### 課題
下に載せたITベンダーの提案をめぐる本文を、最後の文の後から書き継いでもらえますか。
==== 本文 ====
沢田 貢氏 東ハト 情報システム部部長
写真●沢田 貢氏 東ハト 情報システム部部長
(写真:田中 昌)
 

 ITベンダーの営業担当者には、リアリティのある提案を求める。新システムを導入することで業務がどう変わり、どのような効果をもたらすのか。新システムの導入に、どれぐらいの手間とコストがかかるのか。イメージがわくよう、具体的な話をしてほしい。

 だが現状は、“ベストプラクティス”と称して、個性のない中身の提案を出してくる営業担当者が多い。表紙のタイトルさえ差し替えれば、どのユーザー企業にも通用するのではないかと思えるプレゼンテーション資料は少なくない。このような提案を見せられても、困ってしまう。

 こんなことが3年前にあった。新たな生産管理システム構築のために、市販の業務パッケージの導入を検討した時のことだ。当時、ITベンダー10社にRFP(提案依頼書)を出したところ、現実味のある提案を作ってきたのは1社だけだった。

 そのITベンダーはプレゼンテーションで、生産管理システムのプロトタイプを開発してきた。利用部門の責任者にとって、実際に動くシステムを目の前で見ることほど、分かりやすい説明はない。そのITベンダーに対して、当社の選考メンバーの多くが高い点数をつけた。

 実はこのプレゼンテーションでは、ITベンダー1社当たりの持ち時間を3時間と決めていた。ところが、そのITベンダーのプレゼンテーションだけはおよそ6時間。選考メンバーからの質問が途切れず、切り上げることができない状況になっていたからだ。

 一方、競合他社のプレゼンテーションは、その逆。3時間の予定が2時間ほどで終わってしまう会社も多かった。いずれも提案内容が表面的で、当社の業務にまで踏み込んで考え抜いた形跡が見られない。選考メンバーは、現状の業務がどう変わるのかを理解しにくかったのだろう。提案内容に対する興味もうせて、質問もほとんど出なかった。

 評価されたITベンダーは、食品業界の動向や業務に詳しい会社だった。業務知識の豊富さが有利に働いたことは確かだろう。だが、それだけではないと思う。
==== 表示データ ====
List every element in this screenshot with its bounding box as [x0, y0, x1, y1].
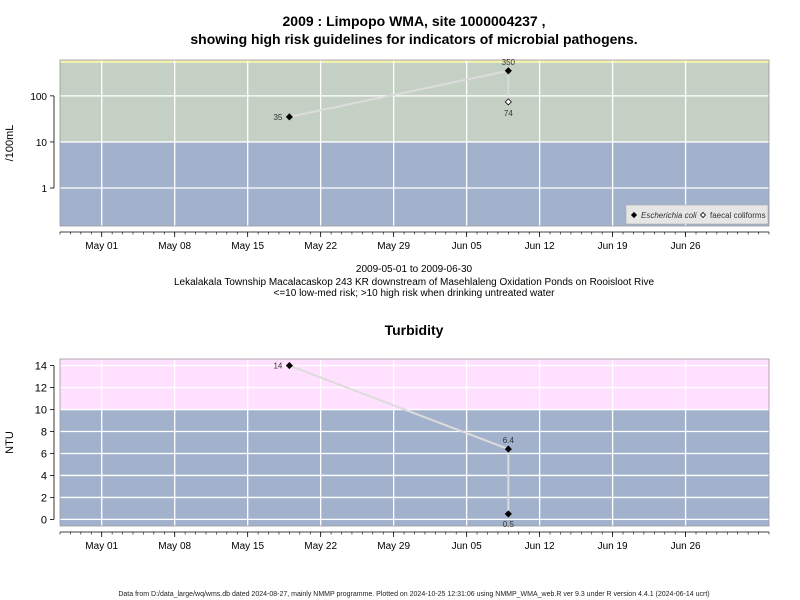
====
### 解答
 業務知識や経験が足りないのなら、そこは何かしらの方法で調査・研究すべきだろう。それができないというなら、食品業界に強みを持った他のITベンダーと協業するなど、さまざまな手を尽くして提案してもらいたい。

 業務知識やITスキルの豊富な人材を投入したり、他のITベンダーとパートナーシップを組んだりすることで、システム構築費用が増えることを懸念する ITベンダーもあるようだ。我々は、料金の安い高いだけでITベンダーを選ばない。ITベンダーに支払う費用は、プロジェクトの成功率を反映したものだと思っている。

 仮にエンジニアの人月単価が上がろうとも、プロジェクトの成功率が高まるのなら、値引き交渉などしない。上層部に対しても、「失敗するリスクを考えれば、逆に安上がりです」と説得するための材料にもなると考えている。

 厳しい意見に聞こえるかもしれないが、それだけITベンダーに期待しているということだ。当社は社名や製品名の認知度こそ高いが、事業規模で見れば年商200億円ほどの中堅企業。システムの担当者は、私を含めて4人しかいない。

 現行システムの運用だけで手一杯。新たなITスキルを蓄えていくゆとりがない。だからこそ、頼りになるITパートナーを求めており、厳しい目で見ているのだ。(談)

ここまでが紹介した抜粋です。